Records from a collection

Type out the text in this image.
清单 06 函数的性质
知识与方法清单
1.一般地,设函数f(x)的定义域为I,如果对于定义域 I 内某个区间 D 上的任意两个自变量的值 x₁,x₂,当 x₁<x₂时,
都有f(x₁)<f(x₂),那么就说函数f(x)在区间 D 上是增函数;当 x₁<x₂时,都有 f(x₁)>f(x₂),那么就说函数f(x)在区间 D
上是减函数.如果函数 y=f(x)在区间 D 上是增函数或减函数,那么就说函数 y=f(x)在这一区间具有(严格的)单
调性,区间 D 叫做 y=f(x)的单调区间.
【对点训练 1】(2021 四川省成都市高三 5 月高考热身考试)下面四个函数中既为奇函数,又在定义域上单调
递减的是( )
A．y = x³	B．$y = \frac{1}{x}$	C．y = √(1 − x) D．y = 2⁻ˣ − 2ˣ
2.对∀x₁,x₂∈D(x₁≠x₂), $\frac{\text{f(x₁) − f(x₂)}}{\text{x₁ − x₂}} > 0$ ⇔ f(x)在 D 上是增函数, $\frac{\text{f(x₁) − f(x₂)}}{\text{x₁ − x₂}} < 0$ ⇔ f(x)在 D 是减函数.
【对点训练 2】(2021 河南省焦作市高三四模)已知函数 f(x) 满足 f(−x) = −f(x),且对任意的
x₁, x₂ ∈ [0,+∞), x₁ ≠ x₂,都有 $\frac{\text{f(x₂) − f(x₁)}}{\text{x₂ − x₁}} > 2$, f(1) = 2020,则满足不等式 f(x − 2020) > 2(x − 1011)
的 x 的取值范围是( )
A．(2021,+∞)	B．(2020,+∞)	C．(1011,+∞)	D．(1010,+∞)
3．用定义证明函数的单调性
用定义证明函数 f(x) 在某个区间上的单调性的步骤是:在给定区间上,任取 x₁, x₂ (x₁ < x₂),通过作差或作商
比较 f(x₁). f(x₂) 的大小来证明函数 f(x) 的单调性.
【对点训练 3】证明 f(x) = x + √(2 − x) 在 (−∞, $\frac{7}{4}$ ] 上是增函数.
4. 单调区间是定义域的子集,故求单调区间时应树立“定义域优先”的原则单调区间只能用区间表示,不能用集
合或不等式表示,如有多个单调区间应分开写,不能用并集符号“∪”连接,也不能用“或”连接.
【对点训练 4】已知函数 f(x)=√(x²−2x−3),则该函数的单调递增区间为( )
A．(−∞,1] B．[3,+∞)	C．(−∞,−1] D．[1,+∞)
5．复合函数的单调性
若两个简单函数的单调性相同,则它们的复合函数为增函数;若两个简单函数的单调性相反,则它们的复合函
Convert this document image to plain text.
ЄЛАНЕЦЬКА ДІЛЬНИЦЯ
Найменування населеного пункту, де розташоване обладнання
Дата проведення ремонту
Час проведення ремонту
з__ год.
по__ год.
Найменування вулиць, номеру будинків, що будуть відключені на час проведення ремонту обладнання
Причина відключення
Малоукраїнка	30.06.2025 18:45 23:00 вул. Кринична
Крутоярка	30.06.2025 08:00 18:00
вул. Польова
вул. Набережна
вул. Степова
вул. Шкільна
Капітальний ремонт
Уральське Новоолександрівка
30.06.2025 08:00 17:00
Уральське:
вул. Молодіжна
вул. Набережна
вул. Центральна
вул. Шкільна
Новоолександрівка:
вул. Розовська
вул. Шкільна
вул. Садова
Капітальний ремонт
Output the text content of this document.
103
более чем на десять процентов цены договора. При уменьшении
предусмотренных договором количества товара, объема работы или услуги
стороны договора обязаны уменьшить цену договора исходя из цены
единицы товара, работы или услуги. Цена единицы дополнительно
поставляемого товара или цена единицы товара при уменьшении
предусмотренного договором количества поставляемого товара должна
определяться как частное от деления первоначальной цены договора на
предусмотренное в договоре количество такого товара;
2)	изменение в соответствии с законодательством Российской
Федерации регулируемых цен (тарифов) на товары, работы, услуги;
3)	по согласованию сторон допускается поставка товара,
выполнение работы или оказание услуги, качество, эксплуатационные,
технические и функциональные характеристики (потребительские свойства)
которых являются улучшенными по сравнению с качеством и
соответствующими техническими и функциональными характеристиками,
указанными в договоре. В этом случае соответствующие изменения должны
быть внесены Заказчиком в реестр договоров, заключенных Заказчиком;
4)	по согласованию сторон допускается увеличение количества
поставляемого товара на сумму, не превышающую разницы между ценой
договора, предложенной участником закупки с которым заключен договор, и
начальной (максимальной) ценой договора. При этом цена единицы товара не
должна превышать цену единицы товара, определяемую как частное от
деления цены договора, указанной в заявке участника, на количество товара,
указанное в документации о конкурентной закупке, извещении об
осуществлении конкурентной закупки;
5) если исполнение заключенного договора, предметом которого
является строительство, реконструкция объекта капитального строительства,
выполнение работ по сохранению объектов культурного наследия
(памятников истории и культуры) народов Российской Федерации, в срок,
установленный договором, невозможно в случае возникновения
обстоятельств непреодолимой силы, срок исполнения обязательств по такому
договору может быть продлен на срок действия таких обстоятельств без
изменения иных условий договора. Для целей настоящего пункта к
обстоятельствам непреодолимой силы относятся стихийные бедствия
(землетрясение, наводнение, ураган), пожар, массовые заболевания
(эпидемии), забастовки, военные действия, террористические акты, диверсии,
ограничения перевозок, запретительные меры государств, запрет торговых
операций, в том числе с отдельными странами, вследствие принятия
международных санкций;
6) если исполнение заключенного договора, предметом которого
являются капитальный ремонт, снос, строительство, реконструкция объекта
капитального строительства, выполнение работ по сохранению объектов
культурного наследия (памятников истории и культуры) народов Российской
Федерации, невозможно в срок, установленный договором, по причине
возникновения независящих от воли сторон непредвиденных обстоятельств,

▶ _Work to be completed_:
Print out every record again, exactly and in full.

▶ _Complete answer_:
Type out the text in this image.
清单 06 函数的性质
知识与方法清单
1.一般地,设函数f(x)的定义域为I,如果对于定义域 I 内某个区间 D 上的任意两个自变量的值 x₁,x₂,当 x₁<x₂时,
都有f(x₁)<f(x₂),那么就说函数f(x)在区间 D 上是增函数;当 x₁<x₂时,都有 f(x₁)>f(x₂),那么就说函数f(x)在区间 D
上是减函数.如果函数 y=f(x)在区间 D 上是增函数或减函数,那么就说函数 y=f(x)在这一区间具有(严格的)单
调性,区间 D 叫做 y=f(x)的单调区间.
【对点训练 1】(2021 四川省成都市高三 5 月高考热身考试)下面四个函数中既为奇函数,又在定义域上单调
递减的是( )
A．y = x³	B．$y = \frac{1}{x}$	C．y = √(1 − x) D．y = 2⁻ˣ − 2ˣ
2.对∀x₁,x₂∈D(x₁≠x₂), $\frac{\text{f(x₁) − f(x₂)}}{\text{x₁ − x₂}} > 0$ ⇔ f(x)在 D 上是增函数, $\frac{\text{f(x₁) − f(x₂)}}{\text{x₁ − x₂}} < 0$ ⇔ f(x)在 D 是减函数.
【对点训练 2】(2021 河南省焦作市高三四模)已知函数 f(x) 满足 f(−x) = −f(x),且对任意的
x₁, x₂ ∈ [0,+∞), x₁ ≠ x₂,都有 $\frac{\text{f(x₂) − f(x₁)}}{\text{x₂ − x₁}} > 2$, f(1) = 2020,则满足不等式 f(x − 2020) > 2(x − 1011)
的 x 的取值范围是( )
A．(2021,+∞)	B．(2020,+∞)	C．(1011,+∞)	D．(1010,+∞)
3．用定义证明函数的单调性
用定义证明函数 f(x) 在某个区间上的单调性的步骤是:在给定区间上,任取 x₁, x₂ (x₁ < x₂),通过作差或作商
比较 f(x₁). f(x₂) 的大小来证明函数 f(x) 的单调性.
【对点训练 3】证明 f(x) = x + √(2 − x) 在 (−∞, $\frac{7}{4}$ ] 上是增函数.
4. 单调区间是定义域的子集,故求单调区间时应树立“定义域优先”的原则单调区间只能用区间表示,不能用集
合或不等式表示,如有多个单调区间应分开写,不能用并集符号“∪”连接,也不能用“或”连接.
【对点训练 4】已知函数 f(x)=√(x²−2x−3),则该函数的单调递增区间为( )
A．(−∞,1] B．[3,+∞)	C．(−∞,−1] D．[1,+∞)
5．复合函数的单调性
若两个简单函数的单调性相同,则它们的复合函数为增函数;若两个简单函数的单调性相反,则它们的复合函
Convert this document image to plain text.
ЄЛАНЕЦЬКА ДІЛЬНИЦЯ
Найменування населеного пункту, де розташоване обладнання
Дата проведення ремонту
Час проведення ремонту
з__ год.
по__ год.
Найменування вулиць, номеру будинків, що будуть відключені на час проведення ремонту обладнання
Причина відключення
Малоукраїнка	30.06.2025 18:45 23:00 вул. Кринична
Крутоярка	30.06.2025 08:00 18:00
вул. Польова
вул. Набережна
вул. Степова
вул. Шкільна
Капітальний ремонт
Уральське Новоолександрівка
30.06.2025 08:00 17:00
Уральське:
вул. Молодіжна
вул. Набережна
вул. Центральна
вул. Шкільна
Новоолександрівка:
вул. Розовська
вул. Шкільна
вул. Садова
Капітальний ремонт
Output the text content of this document.
103
более чем на десять процентов цены договора. При уменьшении
предусмотренных договором количества товара, объема работы или услуги
стороны договора обязаны уменьшить цену договора исходя из цены
единицы товара, работы или услуги. Цена единицы дополнительно
поставляемого товара или цена единицы товара при уменьшении
предусмотренного договором количества поставляемого товара должна
определяться как частное от деления первоначальной цены договора на
предусмотренное в договоре количество такого товара;
2)	изменение в соответствии с законодательством Российской
Федерации регулируемых цен (тарифов) на товары, работы, услуги;
3)	по согласованию сторон допускается поставка товара,
выполнение работы или оказание услуги, качество, эксплуатационные,
технические и функциональные характеристики (потребительские свойства)
которых являются улучшенными по сравнению с качеством и
соответствующими техническими и функциональными характеристиками,
указанными в договоре. В этом случае соответствующие изменения должны
быть внесены Заказчиком в реестр договоров, заключенных Заказчиком;
4)	по согласованию сторон допускается увеличение количества
поставляемого товара на сумму, не превышающую разницы между ценой
договора, предложенной участником закупки с которым заключен договор, и
начальной (максимальной) ценой договора. При этом цена единицы товара не
должна превышать цену единицы товара, определяемую как частное от
деления цены договора, указанной в заявке участника, на количество товара,
указанное в документации о конкурентной закупке, извещении об
осуществлении конкурентной закупки;
5) если исполнение заключенного договора, предметом которого
является строительство, реконструкция объекта капитального строительства,
выполнение работ по сохранению объектов культурного наследия
(памятников истории и культуры) народов Российской Федерации, в срок,
установленный договором, невозможно в случае возникновения
обстоятельств непреодолимой силы, срок исполнения обязательств по такому
договору может быть продлен на срок действия таких обстоятельств без
изменения иных условий договора. Для целей настоящего пункта к
обстоятельствам непреодолимой силы относятся стихийные бедствия
(землетрясение, наводнение, ураган), пожар, массовые заболевания
(эпидемии), забастовки, военные действия, террористические акты, диверсии,
ограничения перевозок, запретительные меры государств, запрет торговых
операций, в том числе с отдельными странами, вследствие принятия
международных санкций;
6) если исполнение заключенного договора, предметом которого
являются капитальный ремонт, снос, строительство, реконструкция объекта
капитального строительства, выполнение работ по сохранению объектов
культурного наследия (памятников истории и культуры) народов Российской
Федерации, невозможно в срок, установленный договором, по причине
возникновения независящих от воли сторон непредвиденных обстоятельств,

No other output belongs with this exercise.